=== DIRECTIONS ===
Copy every line that holds "rice".

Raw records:
>> Begin

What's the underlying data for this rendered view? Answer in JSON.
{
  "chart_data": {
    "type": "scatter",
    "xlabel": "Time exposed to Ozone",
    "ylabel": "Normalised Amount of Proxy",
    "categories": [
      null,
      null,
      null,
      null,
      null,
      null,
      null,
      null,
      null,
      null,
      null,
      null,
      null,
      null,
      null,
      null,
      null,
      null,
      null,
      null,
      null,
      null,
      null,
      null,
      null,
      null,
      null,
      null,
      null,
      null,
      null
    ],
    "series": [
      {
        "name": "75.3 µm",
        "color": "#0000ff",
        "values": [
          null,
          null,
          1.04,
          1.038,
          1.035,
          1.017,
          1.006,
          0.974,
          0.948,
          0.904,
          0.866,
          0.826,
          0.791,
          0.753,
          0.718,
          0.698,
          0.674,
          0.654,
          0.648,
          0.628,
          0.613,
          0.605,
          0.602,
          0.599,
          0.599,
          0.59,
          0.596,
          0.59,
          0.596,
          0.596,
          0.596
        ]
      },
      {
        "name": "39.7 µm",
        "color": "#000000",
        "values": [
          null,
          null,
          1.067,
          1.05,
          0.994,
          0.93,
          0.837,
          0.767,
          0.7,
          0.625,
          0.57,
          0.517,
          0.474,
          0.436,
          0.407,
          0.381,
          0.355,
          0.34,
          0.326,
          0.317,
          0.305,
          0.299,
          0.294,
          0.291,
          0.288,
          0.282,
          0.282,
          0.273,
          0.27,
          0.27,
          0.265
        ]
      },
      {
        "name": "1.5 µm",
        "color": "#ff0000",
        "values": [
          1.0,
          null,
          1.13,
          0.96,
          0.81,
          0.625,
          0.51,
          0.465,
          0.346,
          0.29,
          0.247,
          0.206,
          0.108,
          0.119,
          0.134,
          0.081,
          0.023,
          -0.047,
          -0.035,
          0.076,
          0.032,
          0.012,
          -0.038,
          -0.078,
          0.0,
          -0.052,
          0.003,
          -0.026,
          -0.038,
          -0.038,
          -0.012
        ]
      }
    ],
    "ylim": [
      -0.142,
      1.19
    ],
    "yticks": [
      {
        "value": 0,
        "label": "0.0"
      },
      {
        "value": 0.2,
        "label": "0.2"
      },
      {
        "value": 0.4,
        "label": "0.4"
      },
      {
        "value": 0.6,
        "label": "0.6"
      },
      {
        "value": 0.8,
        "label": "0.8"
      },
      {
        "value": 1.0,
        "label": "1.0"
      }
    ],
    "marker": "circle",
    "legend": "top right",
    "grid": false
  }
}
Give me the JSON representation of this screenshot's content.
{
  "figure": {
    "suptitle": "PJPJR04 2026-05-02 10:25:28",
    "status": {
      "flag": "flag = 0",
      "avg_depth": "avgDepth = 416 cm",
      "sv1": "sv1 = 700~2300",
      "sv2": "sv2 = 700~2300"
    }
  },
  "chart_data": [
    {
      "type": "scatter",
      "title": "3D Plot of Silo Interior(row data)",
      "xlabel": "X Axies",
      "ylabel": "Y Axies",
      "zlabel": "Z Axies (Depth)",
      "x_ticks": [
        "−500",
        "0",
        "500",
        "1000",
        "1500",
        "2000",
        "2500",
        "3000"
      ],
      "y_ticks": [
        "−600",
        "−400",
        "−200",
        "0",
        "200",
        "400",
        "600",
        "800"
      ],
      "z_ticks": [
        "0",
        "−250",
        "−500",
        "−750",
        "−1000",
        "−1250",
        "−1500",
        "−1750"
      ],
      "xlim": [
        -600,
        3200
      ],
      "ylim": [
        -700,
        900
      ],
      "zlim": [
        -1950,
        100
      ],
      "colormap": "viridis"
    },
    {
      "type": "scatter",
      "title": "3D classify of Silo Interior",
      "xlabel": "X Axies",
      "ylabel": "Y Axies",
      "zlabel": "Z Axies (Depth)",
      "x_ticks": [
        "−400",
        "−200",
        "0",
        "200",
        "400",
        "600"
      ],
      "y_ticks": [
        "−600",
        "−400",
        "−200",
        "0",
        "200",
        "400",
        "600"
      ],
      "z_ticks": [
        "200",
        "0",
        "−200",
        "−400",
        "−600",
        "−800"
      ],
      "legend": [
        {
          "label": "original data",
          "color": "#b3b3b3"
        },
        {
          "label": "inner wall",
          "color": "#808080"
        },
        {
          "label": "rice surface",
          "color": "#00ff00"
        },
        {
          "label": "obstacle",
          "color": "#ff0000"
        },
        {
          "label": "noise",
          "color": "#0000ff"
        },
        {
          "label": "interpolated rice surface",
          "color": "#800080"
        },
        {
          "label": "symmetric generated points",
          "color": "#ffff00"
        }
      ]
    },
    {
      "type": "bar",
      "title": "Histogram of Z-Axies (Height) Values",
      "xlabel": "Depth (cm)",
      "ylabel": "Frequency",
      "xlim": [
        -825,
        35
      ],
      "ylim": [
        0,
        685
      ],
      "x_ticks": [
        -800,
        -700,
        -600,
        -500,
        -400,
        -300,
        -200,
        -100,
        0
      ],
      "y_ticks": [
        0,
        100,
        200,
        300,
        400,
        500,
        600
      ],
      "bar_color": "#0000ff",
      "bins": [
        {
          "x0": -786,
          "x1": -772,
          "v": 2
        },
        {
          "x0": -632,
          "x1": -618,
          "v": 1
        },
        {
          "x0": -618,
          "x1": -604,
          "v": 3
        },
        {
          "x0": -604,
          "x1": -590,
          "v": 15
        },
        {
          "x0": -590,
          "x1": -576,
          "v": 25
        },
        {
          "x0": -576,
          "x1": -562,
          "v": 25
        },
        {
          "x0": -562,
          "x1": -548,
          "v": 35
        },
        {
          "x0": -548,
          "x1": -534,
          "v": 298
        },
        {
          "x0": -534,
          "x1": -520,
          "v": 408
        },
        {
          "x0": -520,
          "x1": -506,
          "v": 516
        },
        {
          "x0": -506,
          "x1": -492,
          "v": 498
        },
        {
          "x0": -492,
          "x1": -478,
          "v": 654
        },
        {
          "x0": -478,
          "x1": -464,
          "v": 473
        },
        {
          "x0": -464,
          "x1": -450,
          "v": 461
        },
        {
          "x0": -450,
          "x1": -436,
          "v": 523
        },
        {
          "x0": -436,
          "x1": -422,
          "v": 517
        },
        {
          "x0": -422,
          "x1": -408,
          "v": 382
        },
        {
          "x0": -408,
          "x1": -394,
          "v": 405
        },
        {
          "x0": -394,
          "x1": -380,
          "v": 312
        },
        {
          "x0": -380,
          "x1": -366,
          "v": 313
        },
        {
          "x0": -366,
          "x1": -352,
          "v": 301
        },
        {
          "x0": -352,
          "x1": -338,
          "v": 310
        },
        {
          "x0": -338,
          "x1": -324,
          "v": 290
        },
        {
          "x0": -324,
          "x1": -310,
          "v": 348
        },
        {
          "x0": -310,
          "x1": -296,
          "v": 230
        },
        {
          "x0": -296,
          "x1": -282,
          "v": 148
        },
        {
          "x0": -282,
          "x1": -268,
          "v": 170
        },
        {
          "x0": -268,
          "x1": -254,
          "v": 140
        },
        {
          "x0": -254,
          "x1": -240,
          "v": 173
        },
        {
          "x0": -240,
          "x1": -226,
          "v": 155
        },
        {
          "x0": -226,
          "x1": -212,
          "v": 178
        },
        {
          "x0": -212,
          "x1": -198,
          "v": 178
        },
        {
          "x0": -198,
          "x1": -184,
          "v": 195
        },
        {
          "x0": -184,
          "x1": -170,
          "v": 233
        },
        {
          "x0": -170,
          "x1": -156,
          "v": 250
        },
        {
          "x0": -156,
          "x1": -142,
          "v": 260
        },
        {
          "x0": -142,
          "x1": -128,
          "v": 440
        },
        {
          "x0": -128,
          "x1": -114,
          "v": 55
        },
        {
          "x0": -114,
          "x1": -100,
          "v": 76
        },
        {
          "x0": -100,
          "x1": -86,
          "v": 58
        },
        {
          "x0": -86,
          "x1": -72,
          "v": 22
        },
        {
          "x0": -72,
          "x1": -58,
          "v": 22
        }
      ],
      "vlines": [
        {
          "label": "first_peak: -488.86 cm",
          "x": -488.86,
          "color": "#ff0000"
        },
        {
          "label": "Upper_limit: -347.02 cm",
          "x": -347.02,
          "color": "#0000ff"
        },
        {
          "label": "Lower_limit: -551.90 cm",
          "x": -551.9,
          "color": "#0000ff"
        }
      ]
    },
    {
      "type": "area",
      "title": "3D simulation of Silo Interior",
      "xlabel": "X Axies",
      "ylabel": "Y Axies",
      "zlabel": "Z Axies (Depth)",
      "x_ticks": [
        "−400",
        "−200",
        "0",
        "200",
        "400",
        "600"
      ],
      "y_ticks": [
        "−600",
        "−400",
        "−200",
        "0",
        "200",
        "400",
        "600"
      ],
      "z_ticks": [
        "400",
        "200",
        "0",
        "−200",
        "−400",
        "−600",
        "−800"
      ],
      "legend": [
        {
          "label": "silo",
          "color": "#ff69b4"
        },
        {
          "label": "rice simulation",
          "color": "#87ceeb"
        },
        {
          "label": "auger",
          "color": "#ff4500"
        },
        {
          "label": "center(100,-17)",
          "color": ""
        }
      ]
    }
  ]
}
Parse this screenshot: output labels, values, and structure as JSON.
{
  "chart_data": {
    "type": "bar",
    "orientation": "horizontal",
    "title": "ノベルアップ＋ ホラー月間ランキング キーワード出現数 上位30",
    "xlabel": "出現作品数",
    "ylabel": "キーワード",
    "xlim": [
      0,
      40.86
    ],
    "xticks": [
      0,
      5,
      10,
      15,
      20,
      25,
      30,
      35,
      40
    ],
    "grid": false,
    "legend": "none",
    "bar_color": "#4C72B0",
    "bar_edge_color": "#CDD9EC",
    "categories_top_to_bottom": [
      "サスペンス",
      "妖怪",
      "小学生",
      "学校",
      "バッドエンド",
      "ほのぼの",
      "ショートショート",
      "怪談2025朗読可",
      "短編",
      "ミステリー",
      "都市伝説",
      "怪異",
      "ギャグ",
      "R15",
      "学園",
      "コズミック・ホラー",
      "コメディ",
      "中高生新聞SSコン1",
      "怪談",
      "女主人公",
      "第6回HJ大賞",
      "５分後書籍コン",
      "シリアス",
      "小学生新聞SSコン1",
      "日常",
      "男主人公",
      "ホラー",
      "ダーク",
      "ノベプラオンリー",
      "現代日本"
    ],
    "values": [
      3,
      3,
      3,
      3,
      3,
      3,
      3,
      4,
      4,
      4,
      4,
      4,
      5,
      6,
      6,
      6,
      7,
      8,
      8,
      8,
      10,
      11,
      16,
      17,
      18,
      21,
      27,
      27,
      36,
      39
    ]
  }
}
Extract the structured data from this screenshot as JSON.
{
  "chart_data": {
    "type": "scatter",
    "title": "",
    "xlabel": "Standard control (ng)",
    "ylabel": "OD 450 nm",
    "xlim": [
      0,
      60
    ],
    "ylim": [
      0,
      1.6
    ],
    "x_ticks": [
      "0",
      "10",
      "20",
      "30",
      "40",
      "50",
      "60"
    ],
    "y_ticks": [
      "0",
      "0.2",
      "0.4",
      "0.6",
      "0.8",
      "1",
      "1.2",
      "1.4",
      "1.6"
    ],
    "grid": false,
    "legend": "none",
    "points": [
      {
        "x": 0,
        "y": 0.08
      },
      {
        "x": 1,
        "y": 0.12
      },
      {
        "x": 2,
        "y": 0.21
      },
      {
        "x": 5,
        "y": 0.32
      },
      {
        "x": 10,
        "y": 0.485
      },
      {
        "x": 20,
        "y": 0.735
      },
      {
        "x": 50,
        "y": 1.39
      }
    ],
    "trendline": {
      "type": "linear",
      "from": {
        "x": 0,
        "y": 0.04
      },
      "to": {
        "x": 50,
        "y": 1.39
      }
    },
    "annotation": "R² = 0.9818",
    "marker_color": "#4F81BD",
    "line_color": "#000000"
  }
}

>> End

=== FULL OUTPUT ===
          "label": "rice surface",
          "label": "interpolated rice surface",
          "label": "rice simulation",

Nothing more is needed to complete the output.